What needs to be done = Pull each line holding "JSON" out of the entries below.

[START OF Material for the task]

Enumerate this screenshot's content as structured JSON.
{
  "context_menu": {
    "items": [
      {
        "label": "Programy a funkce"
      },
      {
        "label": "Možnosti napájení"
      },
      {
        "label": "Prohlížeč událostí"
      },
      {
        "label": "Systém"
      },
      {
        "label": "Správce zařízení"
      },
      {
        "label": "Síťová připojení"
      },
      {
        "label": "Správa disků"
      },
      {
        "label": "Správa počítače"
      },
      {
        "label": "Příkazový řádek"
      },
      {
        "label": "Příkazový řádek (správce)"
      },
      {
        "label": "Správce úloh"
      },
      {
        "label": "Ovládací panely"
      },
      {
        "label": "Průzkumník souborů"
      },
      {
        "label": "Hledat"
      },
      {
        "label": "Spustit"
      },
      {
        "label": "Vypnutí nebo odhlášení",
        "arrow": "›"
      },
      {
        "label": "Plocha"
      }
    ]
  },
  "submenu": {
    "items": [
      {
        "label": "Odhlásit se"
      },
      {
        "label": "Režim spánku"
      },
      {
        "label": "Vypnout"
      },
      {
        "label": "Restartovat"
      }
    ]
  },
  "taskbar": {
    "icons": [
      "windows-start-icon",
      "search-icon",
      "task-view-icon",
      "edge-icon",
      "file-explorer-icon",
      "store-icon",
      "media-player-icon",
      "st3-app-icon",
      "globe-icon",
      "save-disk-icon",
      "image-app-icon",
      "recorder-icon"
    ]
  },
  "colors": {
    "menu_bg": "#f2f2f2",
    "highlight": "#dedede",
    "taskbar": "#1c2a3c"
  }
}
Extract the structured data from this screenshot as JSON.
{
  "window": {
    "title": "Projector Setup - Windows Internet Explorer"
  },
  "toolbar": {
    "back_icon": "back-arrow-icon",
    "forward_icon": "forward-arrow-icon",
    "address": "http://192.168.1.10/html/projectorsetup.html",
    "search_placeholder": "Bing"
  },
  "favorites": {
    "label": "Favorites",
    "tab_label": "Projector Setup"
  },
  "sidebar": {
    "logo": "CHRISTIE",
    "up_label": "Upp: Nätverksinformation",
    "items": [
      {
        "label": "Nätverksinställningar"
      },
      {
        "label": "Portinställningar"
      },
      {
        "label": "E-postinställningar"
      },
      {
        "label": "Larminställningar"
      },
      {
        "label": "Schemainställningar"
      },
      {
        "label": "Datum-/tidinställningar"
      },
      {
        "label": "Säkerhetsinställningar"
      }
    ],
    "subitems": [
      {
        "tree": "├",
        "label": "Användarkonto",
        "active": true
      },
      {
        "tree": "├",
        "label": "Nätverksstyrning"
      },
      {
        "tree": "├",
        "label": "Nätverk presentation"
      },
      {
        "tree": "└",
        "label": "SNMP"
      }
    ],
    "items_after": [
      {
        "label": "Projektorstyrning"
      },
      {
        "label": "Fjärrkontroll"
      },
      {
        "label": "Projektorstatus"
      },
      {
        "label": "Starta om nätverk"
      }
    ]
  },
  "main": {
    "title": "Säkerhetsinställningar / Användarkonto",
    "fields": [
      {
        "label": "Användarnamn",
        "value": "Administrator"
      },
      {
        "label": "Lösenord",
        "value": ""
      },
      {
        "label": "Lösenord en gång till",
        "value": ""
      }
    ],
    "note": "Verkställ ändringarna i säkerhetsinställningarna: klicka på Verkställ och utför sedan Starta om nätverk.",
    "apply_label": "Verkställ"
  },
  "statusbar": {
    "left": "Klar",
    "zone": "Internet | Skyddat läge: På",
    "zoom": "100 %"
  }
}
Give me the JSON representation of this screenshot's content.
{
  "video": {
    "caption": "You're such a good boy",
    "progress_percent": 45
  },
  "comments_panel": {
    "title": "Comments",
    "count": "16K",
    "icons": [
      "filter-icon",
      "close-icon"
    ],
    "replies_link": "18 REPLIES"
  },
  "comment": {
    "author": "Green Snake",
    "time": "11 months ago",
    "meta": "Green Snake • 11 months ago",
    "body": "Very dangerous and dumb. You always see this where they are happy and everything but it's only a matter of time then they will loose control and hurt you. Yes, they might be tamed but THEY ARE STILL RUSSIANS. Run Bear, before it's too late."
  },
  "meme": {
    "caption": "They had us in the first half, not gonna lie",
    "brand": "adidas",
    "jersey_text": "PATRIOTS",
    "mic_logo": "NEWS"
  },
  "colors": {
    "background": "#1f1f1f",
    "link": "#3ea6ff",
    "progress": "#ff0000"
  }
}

[END OF Material for the task]

Task response =
Enumerate this screenshot's content as structured JSON.
Extract the structured data from this screenshot as JSON.
Give me the JSON representation of this screenshot's content.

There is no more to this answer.